### Problem
For this exercise, return all the data exactly as it stands.

Figure dataset records
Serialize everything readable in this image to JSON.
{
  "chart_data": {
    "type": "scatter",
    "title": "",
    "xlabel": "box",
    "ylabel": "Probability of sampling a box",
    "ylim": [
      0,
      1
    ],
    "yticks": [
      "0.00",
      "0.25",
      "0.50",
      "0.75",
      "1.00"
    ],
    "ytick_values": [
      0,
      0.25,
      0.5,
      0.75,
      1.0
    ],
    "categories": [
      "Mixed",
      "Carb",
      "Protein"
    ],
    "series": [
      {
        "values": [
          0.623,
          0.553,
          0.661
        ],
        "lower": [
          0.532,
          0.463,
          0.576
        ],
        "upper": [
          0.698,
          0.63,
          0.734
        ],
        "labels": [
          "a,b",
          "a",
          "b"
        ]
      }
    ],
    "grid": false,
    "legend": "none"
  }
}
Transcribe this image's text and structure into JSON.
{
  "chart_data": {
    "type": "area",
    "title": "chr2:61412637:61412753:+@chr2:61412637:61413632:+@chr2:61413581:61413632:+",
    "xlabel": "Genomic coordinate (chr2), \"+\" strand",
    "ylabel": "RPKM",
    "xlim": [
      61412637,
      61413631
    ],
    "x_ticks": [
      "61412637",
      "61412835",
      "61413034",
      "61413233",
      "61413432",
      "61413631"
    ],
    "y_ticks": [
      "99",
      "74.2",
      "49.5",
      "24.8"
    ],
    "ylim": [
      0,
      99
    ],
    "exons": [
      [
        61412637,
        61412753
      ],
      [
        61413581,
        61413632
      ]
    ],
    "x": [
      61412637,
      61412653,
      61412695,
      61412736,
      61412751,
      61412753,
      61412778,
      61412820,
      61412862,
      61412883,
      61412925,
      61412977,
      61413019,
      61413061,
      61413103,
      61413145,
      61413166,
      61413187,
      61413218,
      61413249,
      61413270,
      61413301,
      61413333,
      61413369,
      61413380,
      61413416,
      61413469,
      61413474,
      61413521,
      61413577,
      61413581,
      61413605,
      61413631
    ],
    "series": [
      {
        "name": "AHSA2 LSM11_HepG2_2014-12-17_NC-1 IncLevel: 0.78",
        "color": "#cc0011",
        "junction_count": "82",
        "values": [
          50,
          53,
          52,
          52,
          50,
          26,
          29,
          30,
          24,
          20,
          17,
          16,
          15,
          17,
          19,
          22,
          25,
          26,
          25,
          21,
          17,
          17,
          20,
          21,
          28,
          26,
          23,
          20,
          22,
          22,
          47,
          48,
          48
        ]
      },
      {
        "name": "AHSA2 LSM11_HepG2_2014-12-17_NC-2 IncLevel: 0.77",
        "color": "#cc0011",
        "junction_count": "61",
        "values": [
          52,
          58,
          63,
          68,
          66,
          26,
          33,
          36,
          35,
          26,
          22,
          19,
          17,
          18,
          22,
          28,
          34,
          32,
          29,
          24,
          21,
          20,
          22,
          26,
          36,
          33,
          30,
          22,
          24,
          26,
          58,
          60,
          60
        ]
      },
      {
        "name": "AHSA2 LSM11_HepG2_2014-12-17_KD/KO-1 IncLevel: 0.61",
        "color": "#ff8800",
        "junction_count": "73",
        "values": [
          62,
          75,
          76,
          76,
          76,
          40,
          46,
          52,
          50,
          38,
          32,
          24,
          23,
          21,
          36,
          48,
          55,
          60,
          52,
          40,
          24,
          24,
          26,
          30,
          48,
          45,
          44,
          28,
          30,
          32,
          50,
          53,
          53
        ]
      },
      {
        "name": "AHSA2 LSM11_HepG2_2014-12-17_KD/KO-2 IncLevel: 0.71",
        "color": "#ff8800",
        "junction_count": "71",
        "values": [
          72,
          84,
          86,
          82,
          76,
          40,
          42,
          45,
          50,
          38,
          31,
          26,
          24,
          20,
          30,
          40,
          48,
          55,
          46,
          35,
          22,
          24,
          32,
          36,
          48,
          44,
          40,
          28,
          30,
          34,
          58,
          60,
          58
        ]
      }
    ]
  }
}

### Answer box
Serialize everything readable in this image to JSON.
{
  "chart_data": {
    "type": "scatter",
    "title": "",
    "xlabel": "box",
    "ylabel": "Probability of sampling a box",
    "ylim": [
      0,
      1
    ],
    "yticks": [
      "0.00",
      "0.25",
      "0.50",
      "0.75",
      "1.00"
    ],
    "ytick_values": [
      0,
      0.25,
      0.5,
      0.75,
      1.0
    ],
    "categories": [
      "Mixed",
      "Carb",
      "Protein"
    ],
    "series": [
      {
        "values": [
          0.623,
          0.553,
          0.661
        ],
        "lower": [
          0.532,
          0.463,
          0.576
        ],
        "upper": [
          0.698,
          0.63,
          0.734
        ],
        "labels": [
          "a,b",
          "a",
          "b"
        ]
      }
    ],
    "grid": false,
    "legend": "none"
  }
}
Transcribe this image's text and structure into JSON.
{
  "chart_data": {
    "type": "area",
    "title": "chr2:61412637:61412753:+@chr2:61412637:61413632:+@chr2:61413581:61413632:+",
    "xlabel": "Genomic coordinate (chr2), \"+\" strand",
    "ylabel": "RPKM",
    "xlim": [
      61412637,
      61413631
    ],
    "x_ticks": [
      "61412637",
      "61412835",
      "61413034",
      "61413233",
      "61413432",
      "61413631"
    ],
    "y_ticks": [
      "99",
      "74.2",
      "49.5",
      "24.8"
    ],
    "ylim": [
      0,
      99
    ],
    "exons": [
      [
        61412637,
        61412753
      ],
      [
        61413581,
        61413632
      ]
    ],
    "x": [
      61412637,
      61412653,
      61412695,
      61412736,
      61412751,
      61412753,
      61412778,
      61412820,
      61412862,
      61412883,
      61412925,
      61412977,
      61413019,
      61413061,
      61413103,
      61413145,
      61413166,
      61413187,
      61413218,
      61413249,
      61413270,
      61413301,
      61413333,
      61413369,
      61413380,
      61413416,
      61413469,
      61413474,
      61413521,
      61413577,
      61413581,
      61413605,
      61413631
    ],
    "series": [
      {
        "name": "AHSA2 LSM11_HepG2_2014-12-17_NC-1 IncLevel: 0.78",
        "color": "#cc0011",
        "junction_count": "82",
        "values": [
          50,
          53,
          52,
          52,
          50,
          26,
          29,
          30,
          24,
          20,
          17,
          16,
          15,
          17,
          19,
          22,
          25,
          26,
          25,
          21,
          17,
          17,
          20,
          21,
          28,
          26,
          23,
          20,
          22,
          22,
          47,
          48,
          48
        ]
      },
      {
        "name": "AHSA2 LSM11_HepG2_2014-12-17_NC-2 IncLevel: 0.77",
        "color": "#cc0011",
        "junction_count": "61",
        "values": [
          52,
          58,
          63,
          68,
          66,
          26,
          33,
          36,
          35,
          26,
          22,
          19,
          17,
          18,
          22,
          28,
          34,
          32,
          29,
          24,
          21,
          20,
          22,
          26,
          36,
          33,
          30,
          22,
          24,
          26,
          58,
          60,
          60
        ]
      },
      {
        "name": "AHSA2 LSM11_HepG2_2014-12-17_KD/KO-1 IncLevel: 0.61",
        "color": "#ff8800",
        "junction_count": "73",
        "values": [
          62,
          75,
          76,
          76,
          76,
          40,
          46,
          52,
          50,
          38,
          32,
          24,
          23,
          21,
          36,
          48,
          55,
          60,
          52,
          40,
          24,
          24,
          26,
          30,
          48,
          45,
          44,
          28,
          30,
          32,
          50,
          53,
          53
        ]
      },
      {
        "name": "AHSA2 LSM11_HepG2_2014-12-17_KD/KO-2 IncLevel: 0.71",
        "color": "#ff8800",
        "junction_count": "71",
        "values": [
          72,
          84,
          86,
          82,
          76,
          40,
          42,
          45,
          50,
          38,
          31,
          26,
          24,
          20,
          30,
          40,
          48,
          55,
          46,
          35,
          22,
          24,
          32,
          36,
          48,
          44,
          40,
          28,
          30,
          34,
          58,
          60,
          58
        ]
      }
    ]
  }
}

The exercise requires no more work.